>> start DATA PROVIDED

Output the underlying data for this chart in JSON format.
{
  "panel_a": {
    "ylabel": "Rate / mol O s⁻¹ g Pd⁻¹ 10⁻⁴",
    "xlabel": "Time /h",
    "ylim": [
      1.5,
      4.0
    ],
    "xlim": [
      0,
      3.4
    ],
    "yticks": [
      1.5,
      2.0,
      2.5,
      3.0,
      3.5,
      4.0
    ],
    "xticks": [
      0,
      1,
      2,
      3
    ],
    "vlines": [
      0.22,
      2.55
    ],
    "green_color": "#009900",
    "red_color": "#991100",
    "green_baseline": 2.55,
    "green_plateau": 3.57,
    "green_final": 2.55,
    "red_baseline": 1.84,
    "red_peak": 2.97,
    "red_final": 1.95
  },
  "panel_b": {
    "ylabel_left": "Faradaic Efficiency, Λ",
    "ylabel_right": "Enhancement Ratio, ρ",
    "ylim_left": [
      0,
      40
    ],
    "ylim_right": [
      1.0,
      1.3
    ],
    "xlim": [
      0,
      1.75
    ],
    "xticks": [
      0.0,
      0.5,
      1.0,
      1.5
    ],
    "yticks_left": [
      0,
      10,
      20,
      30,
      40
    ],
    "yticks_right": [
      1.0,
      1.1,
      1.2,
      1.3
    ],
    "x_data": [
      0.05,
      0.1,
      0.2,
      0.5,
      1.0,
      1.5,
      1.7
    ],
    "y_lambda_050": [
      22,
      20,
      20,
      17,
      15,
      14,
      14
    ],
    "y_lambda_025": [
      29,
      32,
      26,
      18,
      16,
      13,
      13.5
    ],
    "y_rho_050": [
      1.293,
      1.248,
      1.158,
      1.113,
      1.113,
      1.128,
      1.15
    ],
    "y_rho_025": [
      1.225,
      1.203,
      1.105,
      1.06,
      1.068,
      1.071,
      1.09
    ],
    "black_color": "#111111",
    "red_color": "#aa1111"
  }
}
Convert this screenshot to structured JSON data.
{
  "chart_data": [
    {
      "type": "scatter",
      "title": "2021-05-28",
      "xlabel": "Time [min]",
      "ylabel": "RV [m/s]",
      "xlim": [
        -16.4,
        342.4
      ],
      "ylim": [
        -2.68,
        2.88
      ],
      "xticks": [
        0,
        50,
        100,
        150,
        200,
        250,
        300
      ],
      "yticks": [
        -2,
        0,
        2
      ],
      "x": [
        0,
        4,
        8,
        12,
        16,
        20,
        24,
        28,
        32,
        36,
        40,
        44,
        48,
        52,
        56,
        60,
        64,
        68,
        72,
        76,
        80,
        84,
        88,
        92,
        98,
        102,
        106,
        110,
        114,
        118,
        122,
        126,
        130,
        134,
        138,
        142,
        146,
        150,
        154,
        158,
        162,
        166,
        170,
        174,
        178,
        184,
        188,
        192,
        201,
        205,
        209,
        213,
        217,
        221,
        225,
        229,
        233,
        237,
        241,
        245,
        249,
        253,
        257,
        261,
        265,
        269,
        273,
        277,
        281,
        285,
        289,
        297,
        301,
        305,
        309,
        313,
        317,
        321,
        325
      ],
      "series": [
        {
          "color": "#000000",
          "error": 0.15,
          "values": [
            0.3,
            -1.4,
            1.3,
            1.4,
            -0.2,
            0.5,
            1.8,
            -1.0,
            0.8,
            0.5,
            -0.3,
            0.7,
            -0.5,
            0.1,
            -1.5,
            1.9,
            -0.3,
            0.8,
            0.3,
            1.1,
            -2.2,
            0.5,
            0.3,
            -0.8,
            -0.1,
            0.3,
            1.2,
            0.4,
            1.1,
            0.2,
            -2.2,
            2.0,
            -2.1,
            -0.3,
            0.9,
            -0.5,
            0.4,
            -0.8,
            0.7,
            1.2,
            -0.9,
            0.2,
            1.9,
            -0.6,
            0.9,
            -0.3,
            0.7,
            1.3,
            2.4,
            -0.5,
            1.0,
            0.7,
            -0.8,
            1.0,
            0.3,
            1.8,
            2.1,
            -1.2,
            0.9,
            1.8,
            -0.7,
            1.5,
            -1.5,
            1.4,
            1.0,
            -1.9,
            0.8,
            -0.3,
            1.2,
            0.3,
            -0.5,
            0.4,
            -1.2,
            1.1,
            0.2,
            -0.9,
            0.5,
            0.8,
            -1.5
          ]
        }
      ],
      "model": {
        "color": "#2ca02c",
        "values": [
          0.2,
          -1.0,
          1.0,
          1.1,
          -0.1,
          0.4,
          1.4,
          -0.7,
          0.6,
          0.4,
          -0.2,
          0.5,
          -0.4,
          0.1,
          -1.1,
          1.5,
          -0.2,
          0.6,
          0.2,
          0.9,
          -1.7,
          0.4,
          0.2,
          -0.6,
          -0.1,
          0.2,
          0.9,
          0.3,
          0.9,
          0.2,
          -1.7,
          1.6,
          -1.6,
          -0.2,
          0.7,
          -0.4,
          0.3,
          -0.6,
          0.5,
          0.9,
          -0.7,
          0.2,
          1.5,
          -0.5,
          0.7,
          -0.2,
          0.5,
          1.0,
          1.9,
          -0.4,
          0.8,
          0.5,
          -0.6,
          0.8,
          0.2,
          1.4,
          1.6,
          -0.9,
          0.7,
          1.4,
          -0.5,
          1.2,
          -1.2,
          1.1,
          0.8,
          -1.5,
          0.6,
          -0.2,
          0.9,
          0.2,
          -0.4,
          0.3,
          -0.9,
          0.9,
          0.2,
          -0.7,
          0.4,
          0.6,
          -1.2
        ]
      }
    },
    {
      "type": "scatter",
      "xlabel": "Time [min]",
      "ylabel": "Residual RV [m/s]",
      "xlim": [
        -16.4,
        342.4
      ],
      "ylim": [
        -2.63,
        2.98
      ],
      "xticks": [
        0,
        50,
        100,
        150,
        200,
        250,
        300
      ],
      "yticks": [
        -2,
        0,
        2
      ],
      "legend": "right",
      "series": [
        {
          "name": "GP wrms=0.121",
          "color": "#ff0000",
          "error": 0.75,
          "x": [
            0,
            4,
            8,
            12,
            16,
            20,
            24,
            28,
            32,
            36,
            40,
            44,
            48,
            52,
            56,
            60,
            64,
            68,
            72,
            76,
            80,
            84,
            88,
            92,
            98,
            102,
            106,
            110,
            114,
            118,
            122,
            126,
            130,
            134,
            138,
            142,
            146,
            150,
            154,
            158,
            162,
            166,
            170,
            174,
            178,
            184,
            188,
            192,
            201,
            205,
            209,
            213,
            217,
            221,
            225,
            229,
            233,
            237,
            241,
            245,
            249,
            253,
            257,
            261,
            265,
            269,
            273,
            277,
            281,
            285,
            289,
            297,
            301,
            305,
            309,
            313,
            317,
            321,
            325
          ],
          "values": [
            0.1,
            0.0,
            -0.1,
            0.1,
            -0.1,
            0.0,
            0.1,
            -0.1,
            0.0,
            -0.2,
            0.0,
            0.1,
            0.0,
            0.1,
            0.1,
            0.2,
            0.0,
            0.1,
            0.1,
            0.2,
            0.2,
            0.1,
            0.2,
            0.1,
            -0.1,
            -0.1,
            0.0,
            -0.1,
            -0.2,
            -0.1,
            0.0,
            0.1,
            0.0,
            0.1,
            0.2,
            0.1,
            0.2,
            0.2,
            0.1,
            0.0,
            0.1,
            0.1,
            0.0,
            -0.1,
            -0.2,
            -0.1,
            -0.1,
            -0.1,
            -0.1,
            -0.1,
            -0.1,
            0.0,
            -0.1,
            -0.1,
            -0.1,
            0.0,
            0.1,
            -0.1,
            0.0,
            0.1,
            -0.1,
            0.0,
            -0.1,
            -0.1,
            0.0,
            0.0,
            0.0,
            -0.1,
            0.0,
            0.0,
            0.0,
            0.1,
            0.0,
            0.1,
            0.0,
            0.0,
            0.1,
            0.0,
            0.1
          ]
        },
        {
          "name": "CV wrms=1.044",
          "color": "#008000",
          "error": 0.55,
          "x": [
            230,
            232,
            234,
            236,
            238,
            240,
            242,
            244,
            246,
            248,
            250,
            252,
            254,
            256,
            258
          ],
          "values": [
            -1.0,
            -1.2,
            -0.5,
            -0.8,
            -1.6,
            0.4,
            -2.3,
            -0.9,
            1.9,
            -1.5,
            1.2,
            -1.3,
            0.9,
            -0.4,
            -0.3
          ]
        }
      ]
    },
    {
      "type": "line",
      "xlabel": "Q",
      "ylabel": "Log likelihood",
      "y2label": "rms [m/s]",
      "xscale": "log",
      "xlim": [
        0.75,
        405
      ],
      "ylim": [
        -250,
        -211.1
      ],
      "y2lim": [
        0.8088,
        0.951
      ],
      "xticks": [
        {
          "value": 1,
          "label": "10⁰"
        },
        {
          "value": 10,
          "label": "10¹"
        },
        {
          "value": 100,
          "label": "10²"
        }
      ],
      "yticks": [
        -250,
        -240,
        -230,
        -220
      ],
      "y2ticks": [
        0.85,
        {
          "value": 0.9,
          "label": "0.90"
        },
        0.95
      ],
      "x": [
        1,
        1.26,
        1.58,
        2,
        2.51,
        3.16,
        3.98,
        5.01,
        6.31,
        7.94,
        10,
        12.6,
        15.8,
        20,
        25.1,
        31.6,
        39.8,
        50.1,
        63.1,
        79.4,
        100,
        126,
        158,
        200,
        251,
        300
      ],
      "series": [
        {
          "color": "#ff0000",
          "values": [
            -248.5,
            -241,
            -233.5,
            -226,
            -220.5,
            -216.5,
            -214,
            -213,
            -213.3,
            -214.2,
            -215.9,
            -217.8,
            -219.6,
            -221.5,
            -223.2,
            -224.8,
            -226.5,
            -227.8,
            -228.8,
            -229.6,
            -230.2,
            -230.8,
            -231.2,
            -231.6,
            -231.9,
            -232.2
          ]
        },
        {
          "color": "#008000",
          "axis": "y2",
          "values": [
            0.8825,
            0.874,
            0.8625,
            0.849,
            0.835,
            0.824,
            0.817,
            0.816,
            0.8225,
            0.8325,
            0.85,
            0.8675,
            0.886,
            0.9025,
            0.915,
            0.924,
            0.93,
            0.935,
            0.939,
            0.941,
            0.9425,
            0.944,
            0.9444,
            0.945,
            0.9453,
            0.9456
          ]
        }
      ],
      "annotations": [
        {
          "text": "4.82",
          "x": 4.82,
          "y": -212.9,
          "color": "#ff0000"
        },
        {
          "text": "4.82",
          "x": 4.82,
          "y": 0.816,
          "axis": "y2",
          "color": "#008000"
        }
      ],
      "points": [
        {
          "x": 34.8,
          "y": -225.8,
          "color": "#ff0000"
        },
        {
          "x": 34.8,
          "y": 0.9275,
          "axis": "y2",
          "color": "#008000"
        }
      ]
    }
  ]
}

>> end DATA PROVIDED

▶ [WHAT IS ASKED]: Gather up the lines containing the word "JSON" from these records and copy them.

▶ [SOLUTION TO THIS TASK]:
Output the underlying data for this chart in JSON format.
Convert this screenshot to structured JSON data.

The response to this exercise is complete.